▶

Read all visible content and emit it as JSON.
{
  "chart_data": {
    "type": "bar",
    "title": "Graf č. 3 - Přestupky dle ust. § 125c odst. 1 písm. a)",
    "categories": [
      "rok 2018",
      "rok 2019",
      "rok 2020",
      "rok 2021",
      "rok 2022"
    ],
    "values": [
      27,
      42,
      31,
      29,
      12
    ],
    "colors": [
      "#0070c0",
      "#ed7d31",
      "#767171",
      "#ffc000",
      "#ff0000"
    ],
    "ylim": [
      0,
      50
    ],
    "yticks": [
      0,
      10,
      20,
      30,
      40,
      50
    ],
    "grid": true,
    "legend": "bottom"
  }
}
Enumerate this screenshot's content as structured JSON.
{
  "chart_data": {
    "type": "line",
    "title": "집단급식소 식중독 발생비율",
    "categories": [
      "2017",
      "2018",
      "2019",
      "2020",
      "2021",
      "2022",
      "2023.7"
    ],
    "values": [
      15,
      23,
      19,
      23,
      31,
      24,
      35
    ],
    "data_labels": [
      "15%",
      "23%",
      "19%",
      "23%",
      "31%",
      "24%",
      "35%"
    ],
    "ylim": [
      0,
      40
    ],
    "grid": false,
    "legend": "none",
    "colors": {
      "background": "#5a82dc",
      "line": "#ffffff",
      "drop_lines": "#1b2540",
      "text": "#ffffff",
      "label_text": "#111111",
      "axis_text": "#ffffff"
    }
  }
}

◀

# WORK TO COMPLETE:
Each entry above is to be printed again exactly.

# SOLUTION TO THE EXERCISE:
Read all visible content and emit it as JSON.
{
  "chart_data": {
    "type": "bar",
    "title": "Graf č. 3 - Přestupky dle ust. § 125c odst. 1 písm. a)",
    "categories": [
      "rok 2018",
      "rok 2019",
      "rok 2020",
      "rok 2021",
      "rok 2022"
    ],
    "values": [
      27,
      42,
      31,
      29,
      12
    ],
    "colors": [
      "#0070c0",
      "#ed7d31",
      "#767171",
      "#ffc000",
      "#ff0000"
    ],
    "ylim": [
      0,
      50
    ],
    "yticks": [
      0,
      10,
      20,
      30,
      40,
      50
    ],
    "grid": true,
    "legend": "bottom"
  }
}
Enumerate this screenshot's content as structured JSON.
{
  "chart_data": {
    "type": "line",
    "title": "집단급식소 식중독 발생비율",
    "categories": [
      "2017",
      "2018",
      "2019",
      "2020",
      "2021",
      "2022",
      "2023.7"
    ],
    "values": [
      15,
      23,
      19,
      23,
      31,
      24,
      35
    ],
    "data_labels": [
      "15%",
      "23%",
      "19%",
      "23%",
      "31%",
      "24%",
      "35%"
    ],
    "ylim": [
      0,
      40
    ],
    "grid": false,
    "legend": "none",
    "colors": {
      "background": "#5a82dc",
      "line": "#ffffff",
      "drop_lines": "#1b2540",
      "text": "#ffffff",
      "label_text": "#111111",
      "axis_text": "#ffffff"
    }
  }
}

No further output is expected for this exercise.